Items from a dataset
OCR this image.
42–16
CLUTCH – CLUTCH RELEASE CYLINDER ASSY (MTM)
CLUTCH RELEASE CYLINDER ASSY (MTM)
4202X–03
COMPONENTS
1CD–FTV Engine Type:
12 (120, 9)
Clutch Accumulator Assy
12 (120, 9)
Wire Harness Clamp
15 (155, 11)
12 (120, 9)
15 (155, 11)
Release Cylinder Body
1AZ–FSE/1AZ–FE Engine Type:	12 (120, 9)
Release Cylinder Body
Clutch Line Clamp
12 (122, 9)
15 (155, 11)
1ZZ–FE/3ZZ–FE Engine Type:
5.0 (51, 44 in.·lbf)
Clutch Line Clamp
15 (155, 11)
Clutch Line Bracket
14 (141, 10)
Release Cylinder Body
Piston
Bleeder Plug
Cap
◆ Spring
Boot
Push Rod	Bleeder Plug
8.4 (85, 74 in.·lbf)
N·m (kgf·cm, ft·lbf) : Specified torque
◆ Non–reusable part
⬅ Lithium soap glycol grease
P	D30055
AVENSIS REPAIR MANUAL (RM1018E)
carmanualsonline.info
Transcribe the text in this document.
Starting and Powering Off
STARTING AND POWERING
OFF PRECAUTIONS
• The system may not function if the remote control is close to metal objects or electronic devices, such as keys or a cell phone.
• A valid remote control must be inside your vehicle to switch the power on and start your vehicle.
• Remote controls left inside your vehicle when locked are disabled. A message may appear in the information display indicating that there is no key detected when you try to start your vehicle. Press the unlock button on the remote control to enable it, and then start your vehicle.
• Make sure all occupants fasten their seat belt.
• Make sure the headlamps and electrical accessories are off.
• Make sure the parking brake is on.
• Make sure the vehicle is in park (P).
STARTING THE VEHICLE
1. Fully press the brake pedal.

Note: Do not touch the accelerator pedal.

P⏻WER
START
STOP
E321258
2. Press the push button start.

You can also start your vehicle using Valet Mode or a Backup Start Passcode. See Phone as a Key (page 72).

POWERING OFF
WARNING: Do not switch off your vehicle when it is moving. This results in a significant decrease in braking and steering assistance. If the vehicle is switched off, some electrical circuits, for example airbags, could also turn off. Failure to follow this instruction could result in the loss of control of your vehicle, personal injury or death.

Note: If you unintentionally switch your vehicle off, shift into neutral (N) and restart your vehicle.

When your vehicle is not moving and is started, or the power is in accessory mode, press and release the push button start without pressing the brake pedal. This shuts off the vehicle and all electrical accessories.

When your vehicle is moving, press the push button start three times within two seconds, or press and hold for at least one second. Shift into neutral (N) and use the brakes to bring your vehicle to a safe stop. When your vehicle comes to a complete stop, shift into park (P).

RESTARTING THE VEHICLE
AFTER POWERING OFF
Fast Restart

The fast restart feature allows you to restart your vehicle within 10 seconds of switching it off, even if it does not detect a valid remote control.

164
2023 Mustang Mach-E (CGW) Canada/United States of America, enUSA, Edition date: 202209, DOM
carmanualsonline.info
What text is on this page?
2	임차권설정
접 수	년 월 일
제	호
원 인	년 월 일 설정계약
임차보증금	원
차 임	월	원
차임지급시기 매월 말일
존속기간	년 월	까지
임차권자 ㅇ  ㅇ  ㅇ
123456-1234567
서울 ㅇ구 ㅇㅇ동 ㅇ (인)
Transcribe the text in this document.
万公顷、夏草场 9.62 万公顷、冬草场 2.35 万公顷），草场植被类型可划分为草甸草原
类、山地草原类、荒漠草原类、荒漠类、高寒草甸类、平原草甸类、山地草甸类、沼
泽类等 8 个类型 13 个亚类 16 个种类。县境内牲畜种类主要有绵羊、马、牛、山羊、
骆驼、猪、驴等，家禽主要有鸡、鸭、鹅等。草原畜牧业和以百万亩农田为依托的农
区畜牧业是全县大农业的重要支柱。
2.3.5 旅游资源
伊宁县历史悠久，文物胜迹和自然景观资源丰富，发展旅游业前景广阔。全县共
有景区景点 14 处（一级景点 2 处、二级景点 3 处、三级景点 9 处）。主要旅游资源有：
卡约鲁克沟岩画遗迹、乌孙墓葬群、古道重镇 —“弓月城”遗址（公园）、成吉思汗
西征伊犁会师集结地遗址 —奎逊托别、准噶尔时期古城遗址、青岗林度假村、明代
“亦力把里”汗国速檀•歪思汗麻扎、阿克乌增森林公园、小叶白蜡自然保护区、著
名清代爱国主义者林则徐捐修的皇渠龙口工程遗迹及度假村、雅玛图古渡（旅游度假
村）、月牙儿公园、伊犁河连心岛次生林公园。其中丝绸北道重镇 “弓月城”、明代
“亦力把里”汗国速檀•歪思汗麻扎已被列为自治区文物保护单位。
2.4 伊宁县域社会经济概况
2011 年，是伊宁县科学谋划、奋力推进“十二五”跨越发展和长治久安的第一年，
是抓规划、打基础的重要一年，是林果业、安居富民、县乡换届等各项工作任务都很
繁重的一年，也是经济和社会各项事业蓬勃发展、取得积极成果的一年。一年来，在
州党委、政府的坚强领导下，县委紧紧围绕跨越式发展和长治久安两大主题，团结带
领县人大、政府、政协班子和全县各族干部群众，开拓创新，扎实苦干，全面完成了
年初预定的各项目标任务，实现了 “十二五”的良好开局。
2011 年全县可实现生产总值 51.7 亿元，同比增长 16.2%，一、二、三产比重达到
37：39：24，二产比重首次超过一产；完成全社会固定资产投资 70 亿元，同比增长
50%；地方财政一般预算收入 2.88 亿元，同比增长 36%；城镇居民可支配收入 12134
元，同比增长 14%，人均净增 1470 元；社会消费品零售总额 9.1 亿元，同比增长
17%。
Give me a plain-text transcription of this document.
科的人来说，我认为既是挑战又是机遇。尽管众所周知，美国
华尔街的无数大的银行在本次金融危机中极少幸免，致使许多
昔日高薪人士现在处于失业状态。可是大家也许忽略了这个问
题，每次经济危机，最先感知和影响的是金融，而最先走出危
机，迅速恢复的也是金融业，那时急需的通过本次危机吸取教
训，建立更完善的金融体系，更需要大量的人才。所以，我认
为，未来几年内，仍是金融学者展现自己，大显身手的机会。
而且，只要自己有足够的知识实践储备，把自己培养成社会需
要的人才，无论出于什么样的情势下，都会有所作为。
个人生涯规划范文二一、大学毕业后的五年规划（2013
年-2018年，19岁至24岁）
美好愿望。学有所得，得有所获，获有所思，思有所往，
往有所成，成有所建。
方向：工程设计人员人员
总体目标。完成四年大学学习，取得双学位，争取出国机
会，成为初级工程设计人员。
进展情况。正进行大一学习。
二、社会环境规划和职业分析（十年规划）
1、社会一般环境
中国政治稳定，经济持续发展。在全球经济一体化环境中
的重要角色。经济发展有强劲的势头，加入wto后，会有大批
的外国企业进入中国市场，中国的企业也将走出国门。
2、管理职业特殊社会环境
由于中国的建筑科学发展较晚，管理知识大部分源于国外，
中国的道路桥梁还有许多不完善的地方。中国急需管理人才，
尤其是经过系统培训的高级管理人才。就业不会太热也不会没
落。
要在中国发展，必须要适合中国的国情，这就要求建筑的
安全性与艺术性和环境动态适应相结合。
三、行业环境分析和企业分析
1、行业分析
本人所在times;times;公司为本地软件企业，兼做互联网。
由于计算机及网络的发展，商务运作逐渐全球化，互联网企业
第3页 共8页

GIVEN REQUEST =>
Return the lines from the line containing "Give me a plain-text" to the end of the entries above, exactly as they appear and with no other output.

SOLVED PROBLEM =>
Give me a plain-text transcription of this document.
科的人来说，我认为既是挑战又是机遇。尽管众所周知，美国
华尔街的无数大的银行在本次金融危机中极少幸免，致使许多
昔日高薪人士现在处于失业状态。可是大家也许忽略了这个问
题，每次经济危机，最先感知和影响的是金融，而最先走出危
机，迅速恢复的也是金融业，那时急需的通过本次危机吸取教
训，建立更完善的金融体系，更需要大量的人才。所以，我认
为，未来几年内，仍是金融学者展现自己，大显身手的机会。
而且，只要自己有足够的知识实践储备，把自己培养成社会需
要的人才，无论出于什么样的情势下，都会有所作为。
个人生涯规划范文二一、大学毕业后的五年规划（2013
年-2018年，19岁至24岁）
美好愿望。学有所得，得有所获，获有所思，思有所往，
往有所成，成有所建。
方向：工程设计人员人员
总体目标。完成四年大学学习，取得双学位，争取出国机
会，成为初级工程设计人员。
进展情况。正进行大一学习。
二、社会环境规划和职业分析（十年规划）
1、社会一般环境
中国政治稳定，经济持续发展。在全球经济一体化环境中
的重要角色。经济发展有强劲的势头，加入wto后，会有大批
的外国企业进入中国市场，中国的企业也将走出国门。
2、管理职业特殊社会环境
由于中国的建筑科学发展较晚，管理知识大部分源于国外，
中国的道路桥梁还有许多不完善的地方。中国急需管理人才，
尤其是经过系统培训的高级管理人才。就业不会太热也不会没
落。
要在中国发展，必须要适合中国的国情，这就要求建筑的
安全性与艺术性和环境动态适应相结合。
三、行业环境分析和企业分析
1、行业分析
本人所在times;times;公司为本地软件企业，兼做互联网。
由于计算机及网络的发展，商务运作逐渐全球化，互联网企业
第3页 共8页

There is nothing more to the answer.